Problem statement. Search the data for the word "percent" and copy every line where it occurs.

Stored data:
▼

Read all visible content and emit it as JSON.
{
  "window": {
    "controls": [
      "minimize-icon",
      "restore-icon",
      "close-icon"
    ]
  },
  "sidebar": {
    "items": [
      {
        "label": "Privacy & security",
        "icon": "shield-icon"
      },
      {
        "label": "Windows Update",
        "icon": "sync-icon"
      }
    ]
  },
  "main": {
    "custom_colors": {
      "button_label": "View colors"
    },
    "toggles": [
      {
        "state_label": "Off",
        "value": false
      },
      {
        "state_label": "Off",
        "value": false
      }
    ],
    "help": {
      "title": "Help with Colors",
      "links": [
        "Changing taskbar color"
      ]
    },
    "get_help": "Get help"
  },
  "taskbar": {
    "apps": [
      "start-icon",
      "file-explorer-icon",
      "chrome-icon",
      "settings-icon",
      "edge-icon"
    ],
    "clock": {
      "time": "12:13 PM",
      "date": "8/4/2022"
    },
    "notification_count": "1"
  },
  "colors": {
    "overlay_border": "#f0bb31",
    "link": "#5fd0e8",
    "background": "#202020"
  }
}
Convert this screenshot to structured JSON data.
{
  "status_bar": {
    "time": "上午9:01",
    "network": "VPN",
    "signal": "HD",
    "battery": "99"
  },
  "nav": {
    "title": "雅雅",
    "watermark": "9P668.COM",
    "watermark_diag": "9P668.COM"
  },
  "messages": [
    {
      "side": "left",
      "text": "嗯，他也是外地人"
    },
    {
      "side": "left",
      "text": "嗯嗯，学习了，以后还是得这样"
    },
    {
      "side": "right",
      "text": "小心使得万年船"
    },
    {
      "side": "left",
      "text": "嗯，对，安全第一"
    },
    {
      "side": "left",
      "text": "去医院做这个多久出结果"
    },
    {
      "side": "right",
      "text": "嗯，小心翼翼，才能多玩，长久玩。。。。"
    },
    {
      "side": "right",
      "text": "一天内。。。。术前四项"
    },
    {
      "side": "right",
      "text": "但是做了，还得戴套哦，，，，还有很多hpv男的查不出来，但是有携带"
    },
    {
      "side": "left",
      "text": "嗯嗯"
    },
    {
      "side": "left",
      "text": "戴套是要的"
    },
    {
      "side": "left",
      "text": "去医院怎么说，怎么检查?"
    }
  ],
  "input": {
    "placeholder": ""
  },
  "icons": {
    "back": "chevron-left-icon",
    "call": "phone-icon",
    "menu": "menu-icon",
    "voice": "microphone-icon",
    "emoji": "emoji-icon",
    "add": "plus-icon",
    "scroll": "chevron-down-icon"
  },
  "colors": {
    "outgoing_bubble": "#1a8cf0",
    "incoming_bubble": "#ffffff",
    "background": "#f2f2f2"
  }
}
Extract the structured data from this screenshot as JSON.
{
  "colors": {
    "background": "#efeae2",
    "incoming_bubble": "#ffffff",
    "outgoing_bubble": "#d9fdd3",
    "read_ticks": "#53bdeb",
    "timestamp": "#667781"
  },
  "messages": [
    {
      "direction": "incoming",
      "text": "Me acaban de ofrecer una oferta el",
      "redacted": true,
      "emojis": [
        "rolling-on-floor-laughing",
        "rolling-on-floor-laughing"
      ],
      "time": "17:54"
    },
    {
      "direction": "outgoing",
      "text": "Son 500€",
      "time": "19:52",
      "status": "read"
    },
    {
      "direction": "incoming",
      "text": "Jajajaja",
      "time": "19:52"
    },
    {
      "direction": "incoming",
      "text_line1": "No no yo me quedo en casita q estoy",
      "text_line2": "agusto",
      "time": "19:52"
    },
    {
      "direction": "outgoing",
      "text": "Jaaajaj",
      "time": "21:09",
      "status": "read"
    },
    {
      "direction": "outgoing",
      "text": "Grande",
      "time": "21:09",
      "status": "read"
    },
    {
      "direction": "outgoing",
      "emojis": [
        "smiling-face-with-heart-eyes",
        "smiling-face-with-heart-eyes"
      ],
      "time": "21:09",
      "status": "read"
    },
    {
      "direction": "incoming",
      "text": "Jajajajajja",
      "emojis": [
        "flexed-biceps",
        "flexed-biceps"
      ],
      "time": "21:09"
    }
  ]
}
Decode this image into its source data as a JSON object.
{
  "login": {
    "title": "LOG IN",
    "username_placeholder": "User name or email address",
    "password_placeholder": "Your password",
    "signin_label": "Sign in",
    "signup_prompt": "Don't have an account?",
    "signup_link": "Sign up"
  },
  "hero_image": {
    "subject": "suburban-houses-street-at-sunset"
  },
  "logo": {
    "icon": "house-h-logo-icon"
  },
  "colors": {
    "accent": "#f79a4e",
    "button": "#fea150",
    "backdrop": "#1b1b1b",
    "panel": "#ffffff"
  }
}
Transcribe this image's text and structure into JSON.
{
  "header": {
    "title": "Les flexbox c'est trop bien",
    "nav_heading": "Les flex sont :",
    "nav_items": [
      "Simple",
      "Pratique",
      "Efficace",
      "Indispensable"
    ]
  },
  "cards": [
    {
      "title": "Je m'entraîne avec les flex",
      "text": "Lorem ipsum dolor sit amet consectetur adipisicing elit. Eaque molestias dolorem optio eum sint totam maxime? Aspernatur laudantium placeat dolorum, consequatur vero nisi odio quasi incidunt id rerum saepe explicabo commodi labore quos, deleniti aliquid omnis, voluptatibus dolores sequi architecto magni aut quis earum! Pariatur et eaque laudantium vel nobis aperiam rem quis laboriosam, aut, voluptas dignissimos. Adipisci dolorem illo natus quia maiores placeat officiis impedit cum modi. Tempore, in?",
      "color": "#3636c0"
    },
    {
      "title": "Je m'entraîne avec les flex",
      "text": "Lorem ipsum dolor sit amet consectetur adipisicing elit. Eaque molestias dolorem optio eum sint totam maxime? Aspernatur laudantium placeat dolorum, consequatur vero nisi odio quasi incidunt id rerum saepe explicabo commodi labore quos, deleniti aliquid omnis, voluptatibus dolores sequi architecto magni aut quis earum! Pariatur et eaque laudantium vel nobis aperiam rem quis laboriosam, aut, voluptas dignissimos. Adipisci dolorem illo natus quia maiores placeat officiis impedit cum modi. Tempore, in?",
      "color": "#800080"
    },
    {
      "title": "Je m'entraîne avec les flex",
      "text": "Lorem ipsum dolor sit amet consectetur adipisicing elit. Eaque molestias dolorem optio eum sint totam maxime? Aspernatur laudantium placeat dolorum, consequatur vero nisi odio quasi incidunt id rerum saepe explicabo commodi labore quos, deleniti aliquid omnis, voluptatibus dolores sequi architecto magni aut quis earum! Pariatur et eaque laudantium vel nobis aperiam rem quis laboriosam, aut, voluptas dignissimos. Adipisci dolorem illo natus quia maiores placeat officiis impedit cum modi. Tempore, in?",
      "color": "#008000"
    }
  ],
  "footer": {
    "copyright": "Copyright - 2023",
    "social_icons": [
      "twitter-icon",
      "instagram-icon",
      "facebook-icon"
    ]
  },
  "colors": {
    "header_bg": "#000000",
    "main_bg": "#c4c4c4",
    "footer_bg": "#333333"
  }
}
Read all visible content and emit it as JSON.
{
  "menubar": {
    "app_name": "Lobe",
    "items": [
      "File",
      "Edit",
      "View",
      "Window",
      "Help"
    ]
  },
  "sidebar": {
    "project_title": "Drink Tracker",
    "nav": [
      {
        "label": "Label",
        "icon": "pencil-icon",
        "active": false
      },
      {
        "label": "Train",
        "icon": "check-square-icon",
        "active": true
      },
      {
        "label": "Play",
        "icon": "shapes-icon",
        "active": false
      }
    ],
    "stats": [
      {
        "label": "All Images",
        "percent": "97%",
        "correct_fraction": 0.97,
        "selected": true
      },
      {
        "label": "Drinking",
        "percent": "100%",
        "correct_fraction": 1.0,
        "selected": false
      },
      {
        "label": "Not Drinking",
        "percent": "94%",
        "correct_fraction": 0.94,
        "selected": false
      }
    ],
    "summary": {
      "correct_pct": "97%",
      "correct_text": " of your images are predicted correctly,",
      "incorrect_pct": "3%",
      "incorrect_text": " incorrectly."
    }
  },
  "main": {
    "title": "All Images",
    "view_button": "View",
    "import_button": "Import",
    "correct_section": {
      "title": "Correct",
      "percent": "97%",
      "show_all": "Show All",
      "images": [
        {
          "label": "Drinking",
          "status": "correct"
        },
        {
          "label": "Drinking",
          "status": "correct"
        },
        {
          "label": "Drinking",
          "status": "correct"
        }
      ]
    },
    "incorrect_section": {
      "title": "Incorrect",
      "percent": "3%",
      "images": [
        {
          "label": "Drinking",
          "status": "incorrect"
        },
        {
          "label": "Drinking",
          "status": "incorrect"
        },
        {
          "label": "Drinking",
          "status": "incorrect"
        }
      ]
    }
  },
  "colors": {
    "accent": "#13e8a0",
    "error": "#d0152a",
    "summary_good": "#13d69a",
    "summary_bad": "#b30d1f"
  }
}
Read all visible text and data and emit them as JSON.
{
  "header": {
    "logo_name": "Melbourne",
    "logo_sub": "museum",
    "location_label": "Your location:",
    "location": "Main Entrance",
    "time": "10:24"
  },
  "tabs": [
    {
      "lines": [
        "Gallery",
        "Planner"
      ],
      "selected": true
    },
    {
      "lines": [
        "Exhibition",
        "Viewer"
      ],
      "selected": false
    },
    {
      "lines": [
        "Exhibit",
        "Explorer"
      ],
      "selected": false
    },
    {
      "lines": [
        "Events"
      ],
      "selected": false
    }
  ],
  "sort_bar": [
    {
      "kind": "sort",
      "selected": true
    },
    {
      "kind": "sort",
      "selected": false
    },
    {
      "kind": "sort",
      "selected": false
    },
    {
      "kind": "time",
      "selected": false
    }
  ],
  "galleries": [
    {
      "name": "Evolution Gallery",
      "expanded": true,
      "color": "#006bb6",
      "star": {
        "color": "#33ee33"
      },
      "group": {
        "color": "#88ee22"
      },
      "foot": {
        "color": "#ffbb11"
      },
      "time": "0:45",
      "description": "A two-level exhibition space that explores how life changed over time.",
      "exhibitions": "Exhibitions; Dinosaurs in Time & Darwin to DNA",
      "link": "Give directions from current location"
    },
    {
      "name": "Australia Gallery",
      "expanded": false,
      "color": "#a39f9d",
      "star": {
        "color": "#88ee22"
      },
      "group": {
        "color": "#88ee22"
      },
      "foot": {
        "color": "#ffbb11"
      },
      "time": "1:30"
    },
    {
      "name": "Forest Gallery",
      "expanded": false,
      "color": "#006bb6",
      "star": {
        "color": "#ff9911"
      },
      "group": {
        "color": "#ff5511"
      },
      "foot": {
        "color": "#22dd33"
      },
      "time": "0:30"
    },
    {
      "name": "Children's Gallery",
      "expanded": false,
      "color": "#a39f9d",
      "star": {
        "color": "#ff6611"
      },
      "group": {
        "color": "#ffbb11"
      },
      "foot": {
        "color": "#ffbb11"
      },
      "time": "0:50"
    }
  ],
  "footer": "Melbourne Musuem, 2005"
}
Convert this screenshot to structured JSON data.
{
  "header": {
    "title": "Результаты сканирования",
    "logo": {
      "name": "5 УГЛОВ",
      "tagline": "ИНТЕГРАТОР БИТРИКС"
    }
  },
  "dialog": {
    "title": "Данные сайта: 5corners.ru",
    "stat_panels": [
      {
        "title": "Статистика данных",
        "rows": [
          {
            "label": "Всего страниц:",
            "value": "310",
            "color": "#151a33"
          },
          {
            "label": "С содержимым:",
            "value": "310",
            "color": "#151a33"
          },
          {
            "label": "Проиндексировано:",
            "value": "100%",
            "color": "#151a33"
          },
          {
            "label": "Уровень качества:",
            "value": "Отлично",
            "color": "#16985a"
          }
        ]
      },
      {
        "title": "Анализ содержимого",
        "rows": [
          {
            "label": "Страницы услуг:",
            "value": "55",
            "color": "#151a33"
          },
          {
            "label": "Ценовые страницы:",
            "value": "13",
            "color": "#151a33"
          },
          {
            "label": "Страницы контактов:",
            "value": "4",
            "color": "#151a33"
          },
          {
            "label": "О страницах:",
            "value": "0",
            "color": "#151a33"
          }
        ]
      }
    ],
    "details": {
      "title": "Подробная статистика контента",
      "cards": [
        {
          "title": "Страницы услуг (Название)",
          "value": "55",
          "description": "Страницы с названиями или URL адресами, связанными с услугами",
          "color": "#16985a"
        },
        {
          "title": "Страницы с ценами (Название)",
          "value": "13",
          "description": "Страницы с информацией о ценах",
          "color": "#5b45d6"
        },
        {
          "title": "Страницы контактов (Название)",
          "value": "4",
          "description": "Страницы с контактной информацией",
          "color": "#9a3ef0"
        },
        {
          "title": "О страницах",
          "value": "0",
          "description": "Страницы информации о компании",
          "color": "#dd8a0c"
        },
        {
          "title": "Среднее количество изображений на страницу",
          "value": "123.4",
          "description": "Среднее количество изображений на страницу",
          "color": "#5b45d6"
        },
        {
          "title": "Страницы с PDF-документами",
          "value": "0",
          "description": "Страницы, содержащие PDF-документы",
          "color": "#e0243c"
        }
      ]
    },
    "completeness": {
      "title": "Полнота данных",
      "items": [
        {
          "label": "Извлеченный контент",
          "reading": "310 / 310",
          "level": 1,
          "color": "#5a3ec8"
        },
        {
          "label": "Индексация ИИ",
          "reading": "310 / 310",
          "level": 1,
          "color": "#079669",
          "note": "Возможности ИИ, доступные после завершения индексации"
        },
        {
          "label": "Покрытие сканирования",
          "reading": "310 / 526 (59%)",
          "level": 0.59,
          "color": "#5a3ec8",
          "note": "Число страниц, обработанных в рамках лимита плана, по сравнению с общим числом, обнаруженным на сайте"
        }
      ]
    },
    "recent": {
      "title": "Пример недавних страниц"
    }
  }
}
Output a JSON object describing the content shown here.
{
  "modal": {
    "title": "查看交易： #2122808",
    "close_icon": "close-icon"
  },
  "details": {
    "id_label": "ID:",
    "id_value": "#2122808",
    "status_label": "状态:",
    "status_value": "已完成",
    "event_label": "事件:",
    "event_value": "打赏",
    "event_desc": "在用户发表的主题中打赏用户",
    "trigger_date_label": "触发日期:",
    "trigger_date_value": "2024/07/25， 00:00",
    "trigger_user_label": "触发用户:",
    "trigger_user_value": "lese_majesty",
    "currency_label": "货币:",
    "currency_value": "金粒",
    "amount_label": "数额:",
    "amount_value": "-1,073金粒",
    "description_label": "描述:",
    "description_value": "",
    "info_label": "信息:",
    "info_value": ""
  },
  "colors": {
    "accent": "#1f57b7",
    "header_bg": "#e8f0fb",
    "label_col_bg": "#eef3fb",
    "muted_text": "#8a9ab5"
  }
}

▲

The reply.
        "percent": "97%",
        "percent": "100%",
        "percent": "94%",
      "percent": "97%",
      "percent": "3%",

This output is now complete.